START

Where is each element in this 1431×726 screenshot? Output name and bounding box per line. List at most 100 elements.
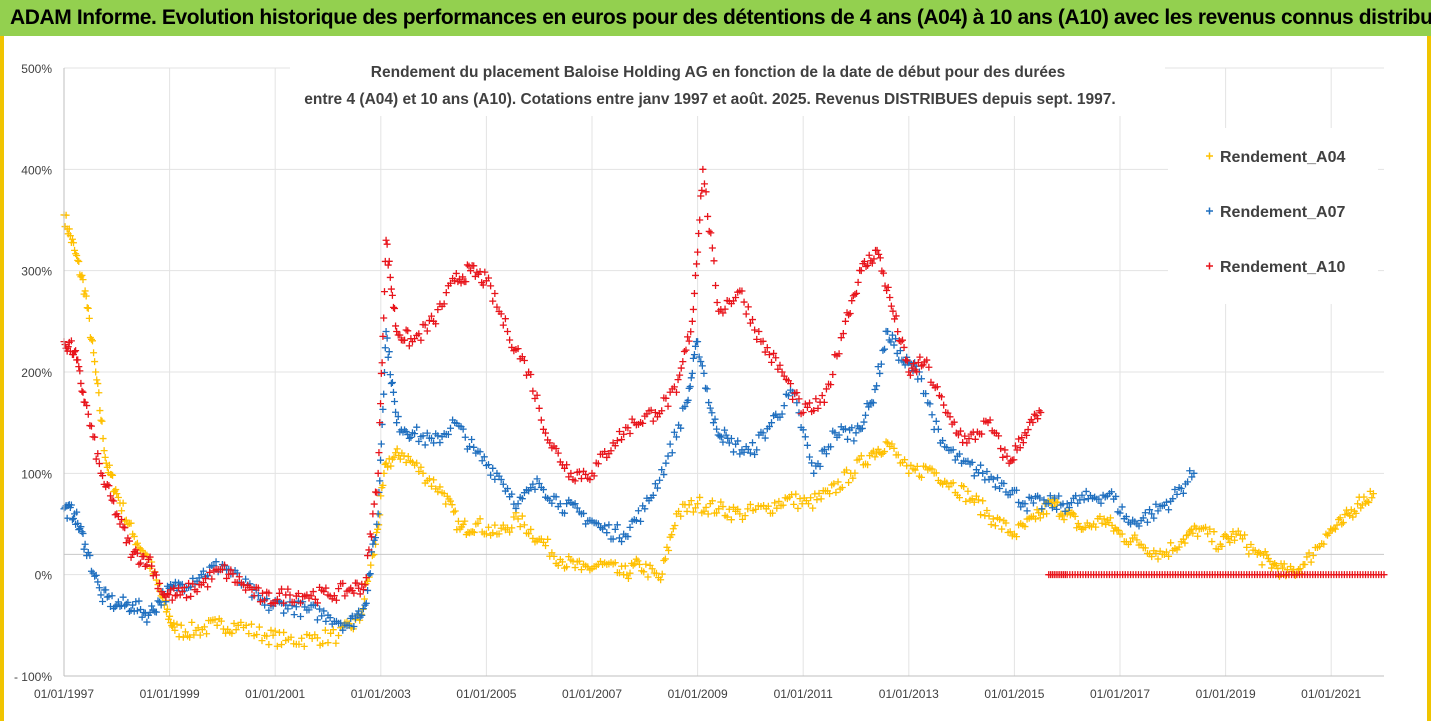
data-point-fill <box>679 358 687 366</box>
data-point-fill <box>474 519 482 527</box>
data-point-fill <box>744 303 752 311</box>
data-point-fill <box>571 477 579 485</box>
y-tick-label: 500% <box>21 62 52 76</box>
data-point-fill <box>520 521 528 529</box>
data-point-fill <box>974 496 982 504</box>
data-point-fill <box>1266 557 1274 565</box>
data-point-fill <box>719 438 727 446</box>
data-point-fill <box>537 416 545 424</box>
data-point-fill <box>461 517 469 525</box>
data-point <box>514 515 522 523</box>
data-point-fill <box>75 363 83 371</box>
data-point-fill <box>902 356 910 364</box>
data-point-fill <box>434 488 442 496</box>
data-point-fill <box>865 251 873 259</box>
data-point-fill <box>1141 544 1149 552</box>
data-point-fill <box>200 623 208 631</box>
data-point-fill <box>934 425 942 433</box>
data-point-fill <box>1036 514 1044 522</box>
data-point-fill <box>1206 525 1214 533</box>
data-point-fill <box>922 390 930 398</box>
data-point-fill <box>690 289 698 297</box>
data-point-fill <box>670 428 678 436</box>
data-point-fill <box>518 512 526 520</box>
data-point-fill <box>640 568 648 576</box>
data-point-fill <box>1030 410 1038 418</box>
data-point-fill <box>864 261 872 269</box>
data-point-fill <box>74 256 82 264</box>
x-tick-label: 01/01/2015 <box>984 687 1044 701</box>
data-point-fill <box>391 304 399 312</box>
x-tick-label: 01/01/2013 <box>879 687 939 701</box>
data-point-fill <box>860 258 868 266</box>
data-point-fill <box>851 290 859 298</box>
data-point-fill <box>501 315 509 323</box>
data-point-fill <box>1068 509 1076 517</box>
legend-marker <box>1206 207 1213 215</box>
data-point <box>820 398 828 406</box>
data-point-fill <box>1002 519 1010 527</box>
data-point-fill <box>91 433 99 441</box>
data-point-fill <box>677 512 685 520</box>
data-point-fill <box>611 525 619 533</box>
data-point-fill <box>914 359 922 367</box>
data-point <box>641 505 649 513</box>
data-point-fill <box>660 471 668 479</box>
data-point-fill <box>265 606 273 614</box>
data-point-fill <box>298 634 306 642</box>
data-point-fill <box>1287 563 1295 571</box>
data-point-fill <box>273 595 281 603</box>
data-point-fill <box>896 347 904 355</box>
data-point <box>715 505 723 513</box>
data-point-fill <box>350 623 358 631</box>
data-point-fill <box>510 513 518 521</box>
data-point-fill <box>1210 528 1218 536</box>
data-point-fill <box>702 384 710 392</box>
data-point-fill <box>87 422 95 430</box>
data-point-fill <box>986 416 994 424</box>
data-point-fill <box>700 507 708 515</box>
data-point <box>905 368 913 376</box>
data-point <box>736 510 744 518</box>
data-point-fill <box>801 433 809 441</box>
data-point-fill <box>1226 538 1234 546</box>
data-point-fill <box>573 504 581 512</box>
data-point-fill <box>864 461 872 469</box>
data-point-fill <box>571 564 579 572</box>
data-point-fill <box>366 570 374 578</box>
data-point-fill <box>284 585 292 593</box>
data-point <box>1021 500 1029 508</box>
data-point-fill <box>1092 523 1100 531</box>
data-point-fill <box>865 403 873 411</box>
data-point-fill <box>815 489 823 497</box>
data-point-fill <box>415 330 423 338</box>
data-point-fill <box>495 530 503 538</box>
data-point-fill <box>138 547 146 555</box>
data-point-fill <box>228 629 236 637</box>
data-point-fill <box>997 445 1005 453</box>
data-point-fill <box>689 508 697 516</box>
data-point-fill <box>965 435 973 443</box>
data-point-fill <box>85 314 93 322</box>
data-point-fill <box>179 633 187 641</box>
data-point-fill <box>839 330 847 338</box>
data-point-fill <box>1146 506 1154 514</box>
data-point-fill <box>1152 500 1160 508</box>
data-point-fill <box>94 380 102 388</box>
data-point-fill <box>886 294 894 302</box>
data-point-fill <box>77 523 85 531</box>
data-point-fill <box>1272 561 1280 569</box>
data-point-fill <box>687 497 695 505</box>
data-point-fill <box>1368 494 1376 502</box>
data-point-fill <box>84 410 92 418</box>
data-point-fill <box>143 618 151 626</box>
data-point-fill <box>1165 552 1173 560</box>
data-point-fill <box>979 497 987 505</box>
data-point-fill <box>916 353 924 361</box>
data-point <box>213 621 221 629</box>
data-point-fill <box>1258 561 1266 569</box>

END

_JOB_
Rewrite the data between the lines holding "data-point-fill <box>679 358 687 366</box>" and "data-point-fill <box>864 261 872 269</box>", inclusive, changing "data-point-fill" to "filled-marker" and leaving everything else as it is.

_RESPONSE_
filled-marker <box>679 358 687 366</box>
filled-marker <box>474 519 482 527</box>
filled-marker <box>744 303 752 311</box>
filled-marker <box>571 477 579 485</box>
y-tick-label: 500% <box>21 62 52 76</box>
filled-marker <box>520 521 528 529</box>
filled-marker <box>974 496 982 504</box>
filled-marker <box>1266 557 1274 565</box>
filled-marker <box>719 438 727 446</box>
filled-marker <box>537 416 545 424</box>
filled-marker <box>461 517 469 525</box>
data-point <box>514 515 522 523</box>
filled-marker <box>75 363 83 371</box>
filled-marker <box>902 356 910 364</box>
filled-marker <box>434 488 442 496</box>
filled-marker <box>865 251 873 259</box>
filled-marker <box>1141 544 1149 552</box>
filled-marker <box>200 623 208 631</box>
filled-marker <box>934 425 942 433</box>
filled-marker <box>1036 514 1044 522</box>
filled-marker <box>1206 525 1214 533</box>
filled-marker <box>922 390 930 398</box>
filled-marker <box>690 289 698 297</box>
filled-marker <box>670 428 678 436</box>
filled-marker <box>518 512 526 520</box>
filled-marker <box>640 568 648 576</box>
filled-marker <box>1030 410 1038 418</box>
filled-marker <box>864 261 872 269</box>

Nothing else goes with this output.